[INSTRUCTIONS TO FOLLOW]: Copy out lines with the word "color" from the material that follows.
---*---
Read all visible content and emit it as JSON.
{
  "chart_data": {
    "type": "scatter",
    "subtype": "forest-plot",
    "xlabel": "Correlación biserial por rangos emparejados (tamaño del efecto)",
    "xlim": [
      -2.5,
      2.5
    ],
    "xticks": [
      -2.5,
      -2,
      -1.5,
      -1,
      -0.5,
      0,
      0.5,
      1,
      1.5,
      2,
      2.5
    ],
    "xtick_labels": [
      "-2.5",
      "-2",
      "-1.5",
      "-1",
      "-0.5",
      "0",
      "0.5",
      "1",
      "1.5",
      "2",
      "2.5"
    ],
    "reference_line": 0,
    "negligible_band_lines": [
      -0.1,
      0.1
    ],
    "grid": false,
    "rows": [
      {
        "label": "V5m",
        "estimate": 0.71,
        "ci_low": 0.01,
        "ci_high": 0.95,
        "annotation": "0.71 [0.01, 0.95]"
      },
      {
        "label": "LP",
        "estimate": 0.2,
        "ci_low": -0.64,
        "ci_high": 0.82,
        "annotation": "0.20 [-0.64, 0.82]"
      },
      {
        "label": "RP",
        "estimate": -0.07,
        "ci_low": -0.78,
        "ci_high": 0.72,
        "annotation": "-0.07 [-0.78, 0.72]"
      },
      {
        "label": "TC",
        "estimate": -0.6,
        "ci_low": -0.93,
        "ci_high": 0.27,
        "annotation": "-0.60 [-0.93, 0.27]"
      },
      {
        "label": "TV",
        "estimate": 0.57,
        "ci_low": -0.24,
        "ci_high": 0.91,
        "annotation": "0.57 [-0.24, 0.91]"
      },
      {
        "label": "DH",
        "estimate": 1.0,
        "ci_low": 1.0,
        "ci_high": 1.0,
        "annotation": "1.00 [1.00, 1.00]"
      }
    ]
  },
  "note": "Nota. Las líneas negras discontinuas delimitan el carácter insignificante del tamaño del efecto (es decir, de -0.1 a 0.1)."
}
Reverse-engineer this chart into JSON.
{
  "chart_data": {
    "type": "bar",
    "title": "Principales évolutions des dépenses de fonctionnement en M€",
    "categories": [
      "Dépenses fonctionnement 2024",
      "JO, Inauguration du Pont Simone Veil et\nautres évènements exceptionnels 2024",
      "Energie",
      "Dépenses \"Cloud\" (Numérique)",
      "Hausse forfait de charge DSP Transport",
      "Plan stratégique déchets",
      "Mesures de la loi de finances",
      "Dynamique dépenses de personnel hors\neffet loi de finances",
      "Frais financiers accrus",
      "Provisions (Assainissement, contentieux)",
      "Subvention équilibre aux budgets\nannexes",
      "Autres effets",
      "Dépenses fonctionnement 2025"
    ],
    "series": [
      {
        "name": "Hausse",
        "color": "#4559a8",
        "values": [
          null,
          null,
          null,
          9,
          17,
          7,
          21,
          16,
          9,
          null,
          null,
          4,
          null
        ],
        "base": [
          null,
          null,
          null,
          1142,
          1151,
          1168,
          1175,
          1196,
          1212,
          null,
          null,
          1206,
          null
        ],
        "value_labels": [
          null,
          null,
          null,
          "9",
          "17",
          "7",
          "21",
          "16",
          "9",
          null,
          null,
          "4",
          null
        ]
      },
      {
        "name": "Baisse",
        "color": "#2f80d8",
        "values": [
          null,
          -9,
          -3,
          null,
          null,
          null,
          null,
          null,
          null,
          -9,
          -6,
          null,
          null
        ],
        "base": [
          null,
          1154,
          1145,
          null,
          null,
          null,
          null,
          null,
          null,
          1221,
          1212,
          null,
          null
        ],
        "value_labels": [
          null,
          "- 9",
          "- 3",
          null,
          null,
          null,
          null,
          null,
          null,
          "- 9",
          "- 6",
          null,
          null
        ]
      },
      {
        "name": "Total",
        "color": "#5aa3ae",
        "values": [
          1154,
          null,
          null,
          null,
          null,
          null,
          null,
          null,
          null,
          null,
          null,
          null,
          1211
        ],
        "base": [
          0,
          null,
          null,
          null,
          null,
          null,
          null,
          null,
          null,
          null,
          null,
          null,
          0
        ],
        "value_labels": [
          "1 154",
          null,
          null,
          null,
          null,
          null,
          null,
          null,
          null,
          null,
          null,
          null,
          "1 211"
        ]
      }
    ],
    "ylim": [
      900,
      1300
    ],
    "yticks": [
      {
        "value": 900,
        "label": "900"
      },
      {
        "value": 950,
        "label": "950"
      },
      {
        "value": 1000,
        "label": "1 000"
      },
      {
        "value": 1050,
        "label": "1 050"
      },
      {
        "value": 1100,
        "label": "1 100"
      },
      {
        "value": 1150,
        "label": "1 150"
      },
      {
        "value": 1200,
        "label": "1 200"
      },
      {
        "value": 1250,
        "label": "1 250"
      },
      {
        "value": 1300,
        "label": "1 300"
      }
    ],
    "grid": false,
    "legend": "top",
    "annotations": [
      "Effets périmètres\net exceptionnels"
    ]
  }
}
---*---
[RESULT FOR THIS EXERCISE]:
        "color": "#4559a8",
        "color": "#2f80d8",
        "color": "#5aa3ae",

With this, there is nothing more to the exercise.